• _Do this_
Give the count of lines in the data that include "выше", with no other words.

• _Supplied records_
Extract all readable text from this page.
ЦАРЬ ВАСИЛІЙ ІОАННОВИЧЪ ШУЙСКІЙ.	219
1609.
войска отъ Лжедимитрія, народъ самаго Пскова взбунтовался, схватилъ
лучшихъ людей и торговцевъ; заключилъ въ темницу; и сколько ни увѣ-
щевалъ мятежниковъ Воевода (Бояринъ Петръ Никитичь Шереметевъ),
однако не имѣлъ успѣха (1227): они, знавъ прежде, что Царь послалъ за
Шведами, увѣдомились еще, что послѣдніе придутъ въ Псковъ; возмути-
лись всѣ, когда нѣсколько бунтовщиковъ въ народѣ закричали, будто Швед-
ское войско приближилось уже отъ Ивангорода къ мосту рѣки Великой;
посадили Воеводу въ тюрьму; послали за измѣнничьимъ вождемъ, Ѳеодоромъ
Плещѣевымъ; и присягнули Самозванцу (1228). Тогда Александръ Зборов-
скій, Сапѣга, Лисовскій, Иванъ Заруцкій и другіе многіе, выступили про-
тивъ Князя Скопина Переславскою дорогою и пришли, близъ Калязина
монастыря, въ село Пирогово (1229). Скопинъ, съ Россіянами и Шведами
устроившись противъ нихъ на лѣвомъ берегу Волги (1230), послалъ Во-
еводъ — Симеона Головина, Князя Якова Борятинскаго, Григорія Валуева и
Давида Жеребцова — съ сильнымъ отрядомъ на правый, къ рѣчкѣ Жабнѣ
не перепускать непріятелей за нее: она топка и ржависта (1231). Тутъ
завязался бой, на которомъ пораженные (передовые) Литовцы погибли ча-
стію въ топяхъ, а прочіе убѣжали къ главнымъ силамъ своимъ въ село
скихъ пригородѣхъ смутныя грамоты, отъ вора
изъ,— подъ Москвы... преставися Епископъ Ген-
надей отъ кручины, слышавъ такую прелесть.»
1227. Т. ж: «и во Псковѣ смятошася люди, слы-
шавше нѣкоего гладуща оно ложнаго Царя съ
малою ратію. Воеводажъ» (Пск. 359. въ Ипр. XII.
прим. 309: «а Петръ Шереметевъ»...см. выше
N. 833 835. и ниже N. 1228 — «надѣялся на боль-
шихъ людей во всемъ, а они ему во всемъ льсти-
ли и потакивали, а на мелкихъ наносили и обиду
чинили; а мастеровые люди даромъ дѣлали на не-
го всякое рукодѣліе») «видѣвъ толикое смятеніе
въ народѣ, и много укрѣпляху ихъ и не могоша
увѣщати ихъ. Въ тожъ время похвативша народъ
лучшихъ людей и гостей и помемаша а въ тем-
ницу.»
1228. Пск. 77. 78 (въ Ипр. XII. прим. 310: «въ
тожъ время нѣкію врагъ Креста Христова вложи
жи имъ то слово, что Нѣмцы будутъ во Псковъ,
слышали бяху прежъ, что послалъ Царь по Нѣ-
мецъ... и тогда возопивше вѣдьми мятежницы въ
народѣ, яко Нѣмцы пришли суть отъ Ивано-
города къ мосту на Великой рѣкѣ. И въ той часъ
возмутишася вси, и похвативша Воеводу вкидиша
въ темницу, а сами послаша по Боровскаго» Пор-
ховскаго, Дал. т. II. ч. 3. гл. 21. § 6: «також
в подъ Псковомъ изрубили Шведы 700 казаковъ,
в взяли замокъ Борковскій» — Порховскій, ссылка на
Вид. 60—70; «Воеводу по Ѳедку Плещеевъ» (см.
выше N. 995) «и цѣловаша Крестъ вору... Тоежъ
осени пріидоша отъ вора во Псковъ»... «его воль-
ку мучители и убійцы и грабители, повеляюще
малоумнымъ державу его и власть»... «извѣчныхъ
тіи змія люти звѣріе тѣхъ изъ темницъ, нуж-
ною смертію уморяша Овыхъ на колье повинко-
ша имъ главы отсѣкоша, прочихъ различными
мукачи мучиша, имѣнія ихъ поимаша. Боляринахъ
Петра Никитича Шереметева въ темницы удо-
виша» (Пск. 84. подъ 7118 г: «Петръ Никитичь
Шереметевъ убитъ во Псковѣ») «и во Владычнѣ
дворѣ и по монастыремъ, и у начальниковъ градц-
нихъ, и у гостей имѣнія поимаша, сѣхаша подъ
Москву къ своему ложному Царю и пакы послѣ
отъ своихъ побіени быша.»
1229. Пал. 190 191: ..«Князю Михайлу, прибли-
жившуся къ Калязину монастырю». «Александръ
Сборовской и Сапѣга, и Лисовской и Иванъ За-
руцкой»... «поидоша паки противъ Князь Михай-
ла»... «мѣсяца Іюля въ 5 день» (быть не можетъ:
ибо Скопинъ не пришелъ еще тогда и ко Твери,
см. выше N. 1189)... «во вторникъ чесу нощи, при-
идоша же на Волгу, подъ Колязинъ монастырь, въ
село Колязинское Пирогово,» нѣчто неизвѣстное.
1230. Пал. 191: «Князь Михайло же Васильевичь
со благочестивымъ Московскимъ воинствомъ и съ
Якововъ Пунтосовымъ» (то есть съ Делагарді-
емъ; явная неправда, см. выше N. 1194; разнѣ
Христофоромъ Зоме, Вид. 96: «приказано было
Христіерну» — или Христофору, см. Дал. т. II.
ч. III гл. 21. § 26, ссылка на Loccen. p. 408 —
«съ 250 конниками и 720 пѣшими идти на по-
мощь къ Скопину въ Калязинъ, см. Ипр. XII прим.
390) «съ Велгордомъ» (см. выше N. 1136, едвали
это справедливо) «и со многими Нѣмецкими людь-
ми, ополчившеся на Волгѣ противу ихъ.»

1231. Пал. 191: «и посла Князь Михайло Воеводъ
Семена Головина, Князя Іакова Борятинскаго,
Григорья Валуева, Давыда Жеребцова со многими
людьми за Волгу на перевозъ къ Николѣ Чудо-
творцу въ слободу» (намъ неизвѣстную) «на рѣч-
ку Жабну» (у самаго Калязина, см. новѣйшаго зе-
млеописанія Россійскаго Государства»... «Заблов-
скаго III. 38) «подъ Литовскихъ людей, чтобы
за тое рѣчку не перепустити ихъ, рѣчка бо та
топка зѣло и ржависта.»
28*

• _The answer_
5